## START Given information
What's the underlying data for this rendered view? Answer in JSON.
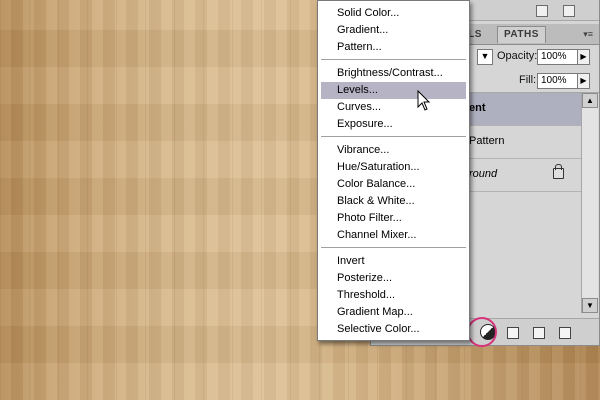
{
  "panel": {
    "tabs": {
      "channels_partial": "ELS",
      "paths": "PATHS"
    },
    "opacity_label": "Opacity:",
    "opacity_value": "100%",
    "fill_label": "Fill:",
    "fill_value": "100%",
    "layers": [
      {
        "name": "ent",
        "selected": true,
        "bold": true
      },
      {
        "name": "Pattern",
        "selected": false
      },
      {
        "name": "round",
        "selected": false,
        "italic": true,
        "locked": true
      }
    ]
  },
  "menu": {
    "items": [
      "Solid Color...",
      "Gradient...",
      "Pattern...",
      "Brightness/Contrast...",
      "Levels...",
      "Curves...",
      "Exposure...",
      "Vibrance...",
      "Hue/Saturation...",
      "Color Balance...",
      "Black & White...",
      "Photo Filter...",
      "Channel Mixer...",
      "Invert",
      "Posterize...",
      "Threshold...",
      "Gradient Map...",
      "Selective Color..."
    ],
    "highlighted": "Levels..."
  },
  "colors": {
    "menu_highlight": "#b5b3c4",
    "selected_layer": "#aeb0bf",
    "annotation_circle": "#d6337a"
  },
  "icons": [
    "adjustment-layer-icon",
    "lock-icon",
    "new-group-icon",
    "new-layer-icon",
    "trash-icon",
    "arrow-cursor-icon"
  ]
}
## END Given information
# Instruction:
Return the full material word for word. Do not include the pictures.

# Exercise solution:
What's the underlying data for this rendered view? Answer in JSON.
{
  "panel": {
    "tabs": {
      "channels_partial": "ELS",
      "paths": "PATHS"
    },
    "opacity_label": "Opacity:",
    "opacity_value": "100%",
    "fill_label": "Fill:",
    "fill_value": "100%",
    "layers": [
      {
        "name": "ent",
        "selected": true,
        "bold": true
      },
      {
        "name": "Pattern",
        "selected": false
      },
      {
        "name": "round",
        "selected": false,
        "italic": true,
        "locked": true
      }
    ]
  },
  "menu": {
    "items": [
      "Solid Color...",
      "Gradient...",
      "Pattern...",
      "Brightness/Contrast...",
      "Levels...",
      "Curves...",
      "Exposure...",
      "Vibrance...",
      "Hue/Saturation...",
      "Color Balance...",
      "Black & White...",
      "Photo Filter...",
      "Channel Mixer...",
      "Invert",
      "Posterize...",
      "Threshold...",
      "Gradient Map...",
      "Selective Color..."
    ],
    "highlighted": "Levels..."
  },
  "colors": {
    "menu_highlight": "#b5b3c4",
    "selected_layer": "#aeb0bf",
    "annotation_circle": "#d6337a"
  },
  "icons": [
    "adjustment-layer-icon",
    "lock-icon",
    "new-group-icon",
    "new-layer-icon",
    "trash-icon",
    "arrow-cursor-icon"
  ]
}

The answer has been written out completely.